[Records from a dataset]
--- --- ---

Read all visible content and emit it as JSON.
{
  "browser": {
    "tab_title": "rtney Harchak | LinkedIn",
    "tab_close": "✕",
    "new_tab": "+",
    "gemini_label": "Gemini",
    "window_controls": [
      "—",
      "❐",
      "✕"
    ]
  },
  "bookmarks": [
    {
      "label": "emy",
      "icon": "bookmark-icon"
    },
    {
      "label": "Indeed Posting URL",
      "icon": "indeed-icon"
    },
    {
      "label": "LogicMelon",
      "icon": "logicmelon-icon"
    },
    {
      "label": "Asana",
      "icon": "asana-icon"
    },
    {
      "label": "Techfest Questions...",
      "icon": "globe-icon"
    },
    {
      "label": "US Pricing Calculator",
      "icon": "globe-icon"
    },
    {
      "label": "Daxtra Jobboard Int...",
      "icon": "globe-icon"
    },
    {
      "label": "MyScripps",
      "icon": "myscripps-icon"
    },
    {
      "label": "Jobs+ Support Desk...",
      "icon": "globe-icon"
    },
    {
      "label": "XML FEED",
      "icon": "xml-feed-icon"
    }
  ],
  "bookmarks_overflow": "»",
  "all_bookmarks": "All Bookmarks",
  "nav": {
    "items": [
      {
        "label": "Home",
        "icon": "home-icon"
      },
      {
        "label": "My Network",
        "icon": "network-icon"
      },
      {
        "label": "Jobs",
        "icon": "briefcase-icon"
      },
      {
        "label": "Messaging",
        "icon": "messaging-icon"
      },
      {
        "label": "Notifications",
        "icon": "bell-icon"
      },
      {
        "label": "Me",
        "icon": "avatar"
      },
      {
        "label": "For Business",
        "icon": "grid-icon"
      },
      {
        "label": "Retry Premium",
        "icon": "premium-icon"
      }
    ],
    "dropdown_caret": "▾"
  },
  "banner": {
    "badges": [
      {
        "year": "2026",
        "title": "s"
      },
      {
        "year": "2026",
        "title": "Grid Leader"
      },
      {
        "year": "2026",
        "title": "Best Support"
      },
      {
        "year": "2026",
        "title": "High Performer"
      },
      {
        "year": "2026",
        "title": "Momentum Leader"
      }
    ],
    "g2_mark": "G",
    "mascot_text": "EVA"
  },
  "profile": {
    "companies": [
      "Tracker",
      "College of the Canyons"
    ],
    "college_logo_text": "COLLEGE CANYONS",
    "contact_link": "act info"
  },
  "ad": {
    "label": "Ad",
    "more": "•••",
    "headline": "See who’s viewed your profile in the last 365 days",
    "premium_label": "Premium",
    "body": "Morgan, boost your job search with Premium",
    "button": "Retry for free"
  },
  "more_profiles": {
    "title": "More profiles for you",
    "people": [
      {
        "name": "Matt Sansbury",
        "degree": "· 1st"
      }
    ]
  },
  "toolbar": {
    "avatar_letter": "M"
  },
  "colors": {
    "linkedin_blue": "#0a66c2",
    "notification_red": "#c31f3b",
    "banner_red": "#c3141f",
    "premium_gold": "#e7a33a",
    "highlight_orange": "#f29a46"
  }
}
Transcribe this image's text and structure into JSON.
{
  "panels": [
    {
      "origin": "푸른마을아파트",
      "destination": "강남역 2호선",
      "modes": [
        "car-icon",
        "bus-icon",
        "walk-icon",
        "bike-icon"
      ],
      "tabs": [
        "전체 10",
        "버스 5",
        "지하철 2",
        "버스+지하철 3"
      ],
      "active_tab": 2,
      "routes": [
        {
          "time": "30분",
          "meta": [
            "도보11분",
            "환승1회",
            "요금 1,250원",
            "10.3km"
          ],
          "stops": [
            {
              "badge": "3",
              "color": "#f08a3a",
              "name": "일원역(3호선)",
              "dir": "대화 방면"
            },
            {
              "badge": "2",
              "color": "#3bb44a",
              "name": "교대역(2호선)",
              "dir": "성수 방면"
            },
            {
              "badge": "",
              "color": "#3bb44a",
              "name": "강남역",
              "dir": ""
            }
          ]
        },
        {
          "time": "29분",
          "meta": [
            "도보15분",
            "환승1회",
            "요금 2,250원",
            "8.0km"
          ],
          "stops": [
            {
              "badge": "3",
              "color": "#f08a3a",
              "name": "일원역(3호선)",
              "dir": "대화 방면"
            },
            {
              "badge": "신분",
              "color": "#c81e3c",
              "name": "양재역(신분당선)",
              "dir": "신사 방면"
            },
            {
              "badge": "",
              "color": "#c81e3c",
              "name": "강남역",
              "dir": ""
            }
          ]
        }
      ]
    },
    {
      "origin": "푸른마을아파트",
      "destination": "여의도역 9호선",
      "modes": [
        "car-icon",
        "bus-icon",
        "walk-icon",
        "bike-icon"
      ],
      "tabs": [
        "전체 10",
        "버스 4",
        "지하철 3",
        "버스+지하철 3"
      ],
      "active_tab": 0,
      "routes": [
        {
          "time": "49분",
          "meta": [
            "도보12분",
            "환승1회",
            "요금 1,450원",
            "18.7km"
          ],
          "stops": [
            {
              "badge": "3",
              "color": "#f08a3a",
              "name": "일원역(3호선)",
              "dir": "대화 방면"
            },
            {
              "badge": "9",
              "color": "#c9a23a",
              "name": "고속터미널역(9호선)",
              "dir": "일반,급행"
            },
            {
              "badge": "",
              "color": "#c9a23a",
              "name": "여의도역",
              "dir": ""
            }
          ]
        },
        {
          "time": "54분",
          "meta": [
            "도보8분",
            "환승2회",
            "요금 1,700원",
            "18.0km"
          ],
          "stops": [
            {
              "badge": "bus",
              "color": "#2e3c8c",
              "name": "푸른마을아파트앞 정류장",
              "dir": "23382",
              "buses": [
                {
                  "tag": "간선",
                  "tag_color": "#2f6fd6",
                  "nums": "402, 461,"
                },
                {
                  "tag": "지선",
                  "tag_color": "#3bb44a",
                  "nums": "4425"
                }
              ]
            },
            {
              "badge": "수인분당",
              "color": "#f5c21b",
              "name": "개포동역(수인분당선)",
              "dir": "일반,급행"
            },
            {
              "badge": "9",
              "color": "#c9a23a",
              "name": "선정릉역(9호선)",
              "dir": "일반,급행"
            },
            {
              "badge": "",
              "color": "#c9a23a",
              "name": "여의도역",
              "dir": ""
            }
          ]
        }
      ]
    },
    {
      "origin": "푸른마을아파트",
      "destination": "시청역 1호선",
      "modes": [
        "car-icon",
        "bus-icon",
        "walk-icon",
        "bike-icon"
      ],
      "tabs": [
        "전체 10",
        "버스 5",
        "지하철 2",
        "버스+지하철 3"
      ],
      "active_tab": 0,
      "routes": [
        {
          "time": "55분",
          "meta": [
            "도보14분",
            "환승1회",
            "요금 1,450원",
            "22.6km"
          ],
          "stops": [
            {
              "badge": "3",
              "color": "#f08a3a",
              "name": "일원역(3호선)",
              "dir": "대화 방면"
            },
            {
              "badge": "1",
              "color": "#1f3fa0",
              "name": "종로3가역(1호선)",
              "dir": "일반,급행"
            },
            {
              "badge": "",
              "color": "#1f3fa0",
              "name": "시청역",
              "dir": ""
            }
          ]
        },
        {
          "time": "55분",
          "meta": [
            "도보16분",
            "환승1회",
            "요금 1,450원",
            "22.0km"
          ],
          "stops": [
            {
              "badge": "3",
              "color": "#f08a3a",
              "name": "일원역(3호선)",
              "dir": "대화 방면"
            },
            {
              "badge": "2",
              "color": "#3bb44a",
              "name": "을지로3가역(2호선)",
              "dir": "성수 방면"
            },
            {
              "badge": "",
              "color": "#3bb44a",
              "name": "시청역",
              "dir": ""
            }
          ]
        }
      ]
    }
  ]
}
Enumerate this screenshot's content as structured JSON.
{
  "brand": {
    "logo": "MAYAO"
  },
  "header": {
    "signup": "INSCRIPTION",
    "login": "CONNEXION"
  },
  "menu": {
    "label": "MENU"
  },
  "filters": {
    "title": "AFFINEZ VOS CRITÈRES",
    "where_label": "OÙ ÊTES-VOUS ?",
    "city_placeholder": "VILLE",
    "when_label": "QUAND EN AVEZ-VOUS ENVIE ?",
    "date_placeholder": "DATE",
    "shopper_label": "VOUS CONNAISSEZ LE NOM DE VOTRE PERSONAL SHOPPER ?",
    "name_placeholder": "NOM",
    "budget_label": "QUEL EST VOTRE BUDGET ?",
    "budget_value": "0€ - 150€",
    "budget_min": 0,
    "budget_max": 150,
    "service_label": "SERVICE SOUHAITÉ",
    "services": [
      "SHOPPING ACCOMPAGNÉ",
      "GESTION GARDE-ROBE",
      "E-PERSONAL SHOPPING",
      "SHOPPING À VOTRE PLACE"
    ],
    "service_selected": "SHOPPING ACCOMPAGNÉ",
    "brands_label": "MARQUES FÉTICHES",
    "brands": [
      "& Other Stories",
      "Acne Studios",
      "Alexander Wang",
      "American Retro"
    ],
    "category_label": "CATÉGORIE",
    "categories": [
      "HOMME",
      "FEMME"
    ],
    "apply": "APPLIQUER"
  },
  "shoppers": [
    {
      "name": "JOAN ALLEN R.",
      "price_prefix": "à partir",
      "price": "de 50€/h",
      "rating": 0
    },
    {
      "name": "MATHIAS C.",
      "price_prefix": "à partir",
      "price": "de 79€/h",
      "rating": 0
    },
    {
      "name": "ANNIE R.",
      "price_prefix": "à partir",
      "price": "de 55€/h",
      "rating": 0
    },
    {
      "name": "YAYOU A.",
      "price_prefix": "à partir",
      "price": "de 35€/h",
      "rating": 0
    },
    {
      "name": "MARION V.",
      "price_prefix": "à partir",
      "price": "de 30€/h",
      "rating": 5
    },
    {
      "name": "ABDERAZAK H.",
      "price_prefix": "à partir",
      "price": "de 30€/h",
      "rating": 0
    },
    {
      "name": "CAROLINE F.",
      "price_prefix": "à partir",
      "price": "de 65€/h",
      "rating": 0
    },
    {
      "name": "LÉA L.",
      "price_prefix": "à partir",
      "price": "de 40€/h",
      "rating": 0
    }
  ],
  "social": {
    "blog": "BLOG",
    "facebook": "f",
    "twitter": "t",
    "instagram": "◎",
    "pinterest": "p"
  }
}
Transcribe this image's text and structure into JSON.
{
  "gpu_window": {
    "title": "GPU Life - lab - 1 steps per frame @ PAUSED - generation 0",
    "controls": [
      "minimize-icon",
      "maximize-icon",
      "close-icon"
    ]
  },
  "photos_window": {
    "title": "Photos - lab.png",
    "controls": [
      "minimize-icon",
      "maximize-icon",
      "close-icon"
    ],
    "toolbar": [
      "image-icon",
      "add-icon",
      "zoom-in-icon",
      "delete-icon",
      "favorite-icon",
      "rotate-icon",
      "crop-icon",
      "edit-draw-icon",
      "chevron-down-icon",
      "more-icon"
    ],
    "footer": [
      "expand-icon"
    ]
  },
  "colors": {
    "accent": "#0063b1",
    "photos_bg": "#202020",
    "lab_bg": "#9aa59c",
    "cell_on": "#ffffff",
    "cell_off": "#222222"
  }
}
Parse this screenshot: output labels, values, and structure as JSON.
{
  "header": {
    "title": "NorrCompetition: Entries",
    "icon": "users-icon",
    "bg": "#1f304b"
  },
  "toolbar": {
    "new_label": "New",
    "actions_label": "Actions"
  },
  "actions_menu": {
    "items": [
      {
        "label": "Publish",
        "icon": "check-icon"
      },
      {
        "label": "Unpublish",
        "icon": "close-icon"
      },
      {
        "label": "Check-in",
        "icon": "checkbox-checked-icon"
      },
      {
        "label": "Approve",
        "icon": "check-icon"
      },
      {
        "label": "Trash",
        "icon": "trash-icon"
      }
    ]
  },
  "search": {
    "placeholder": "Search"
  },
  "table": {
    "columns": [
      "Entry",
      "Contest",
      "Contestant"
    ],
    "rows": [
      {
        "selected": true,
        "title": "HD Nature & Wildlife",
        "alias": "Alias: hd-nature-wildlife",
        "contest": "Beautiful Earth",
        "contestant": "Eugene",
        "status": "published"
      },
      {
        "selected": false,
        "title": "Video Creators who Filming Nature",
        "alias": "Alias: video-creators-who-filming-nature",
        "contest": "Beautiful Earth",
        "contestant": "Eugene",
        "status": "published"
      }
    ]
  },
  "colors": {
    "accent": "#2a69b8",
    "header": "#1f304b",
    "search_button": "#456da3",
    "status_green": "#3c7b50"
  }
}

--- --- ---

▶ **Work instructions**
Gather all the lines that include the word "PERSONAL" and copy them out.

▶ **Solved exercise**
    "shopper_label": "VOUS CONNAISSEZ LE NOM DE VOTRE PERSONAL SHOPPER ?",
      "E-PERSONAL SHOPPING",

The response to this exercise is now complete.